===== Records provided

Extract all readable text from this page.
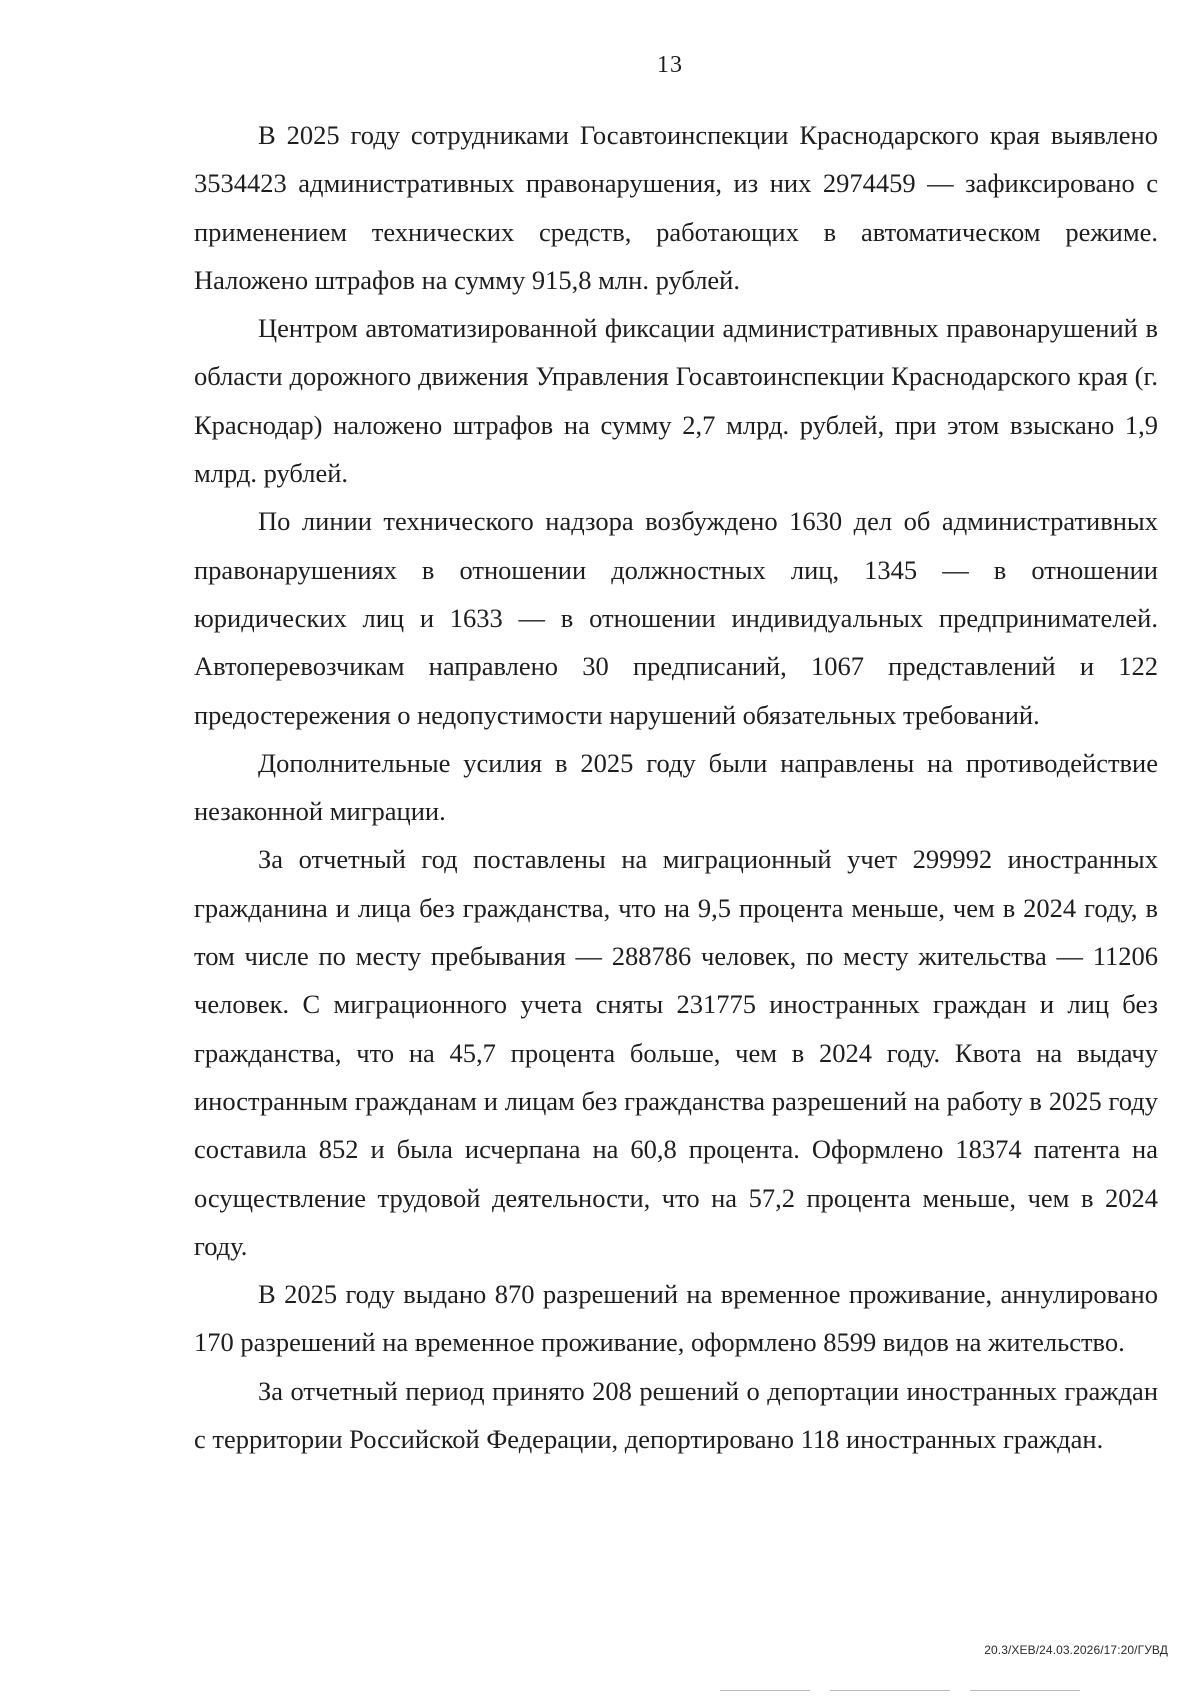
13

В 2025 году сотрудниками Госавтоинспекции Краснодарского края выявлено 3534423 административных правонарушения, из них 2974459 — зафиксировано с применением технических средств, работающих в автоматическом режиме. Наложено штрафов на сумму 915,8 млн. рублей.

Центром автоматизированной фиксации административных правонарушений в области дорожного движения Управления Госавтоинспекции Краснодарского края (г. Краснодар) наложено штрафов на сумму 2,7 млрд. рублей, при этом взыскано 1,9 млрд. рублей.

По линии технического надзора возбуждено 1630 дел об административных правонарушениях в отношении должностных лиц, 1345 — в отношении юридических лиц и 1633 — в отношении индивидуальных предпринимателей. Автоперевозчикам направлено 30 предписаний, 1067 представлений и 122 предостережения о недопустимости нарушений обязательных требований.

Дополнительные усилия в 2025 году были направлены на противодействие незаконной миграции.

За отчетный год поставлены на миграционный учет 299992 иностранных гражданина и лица без гражданства, что на 9,5 процента меньше, чем в 2024 году, в том числе по месту пребывания — 288786 человек, по месту жительства — 11206 человек. С миграционного учета сняты 231775 иностранных граждан и лиц без гражданства, что на 45,7 процента больше, чем в 2024 году. Квота на выдачу иностранным гражданам и лицам без гражданства разрешений на работу в 2025 году составила 852 и была исчерпана на 60,8 процента. Оформлено 18374 патента на осуществление трудовой деятельности, что на 57,2 процента меньше, чем в 2024 году.

В 2025 году выдано 870 разрешений на временное проживание, аннулировано 170 разрешений на временное проживание, оформлено 8599 видов на жительство.

За отчетный период принято 208 решений о депортации иностранных граждан с территории Российской Федерации, депортировано 118 иностранных граждан.

20.3/ХЕВ/24.03.2026/17:20/ГУВД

==========

> **What is asked**: Identify each line holding the string "сумму", and copy it out.

> **Solution**:
В 2025 году сотрудниками Госавтоинспекции Краснодарского края выявлено 3534423 административных правонарушения, из них 2974459 — зафиксировано с применением технических средств, работающих в автоматическом режиме. Наложено штрафов на сумму 915,8 млн. рублей.
Центром автоматизированной фиксации административных правонарушений в области дорожного движения Управления Госавтоинспекции Краснодарского края (г. Краснодар) наложено штрафов на сумму 2,7 млрд. рублей, при этом взыскано 1,9 млрд. рублей.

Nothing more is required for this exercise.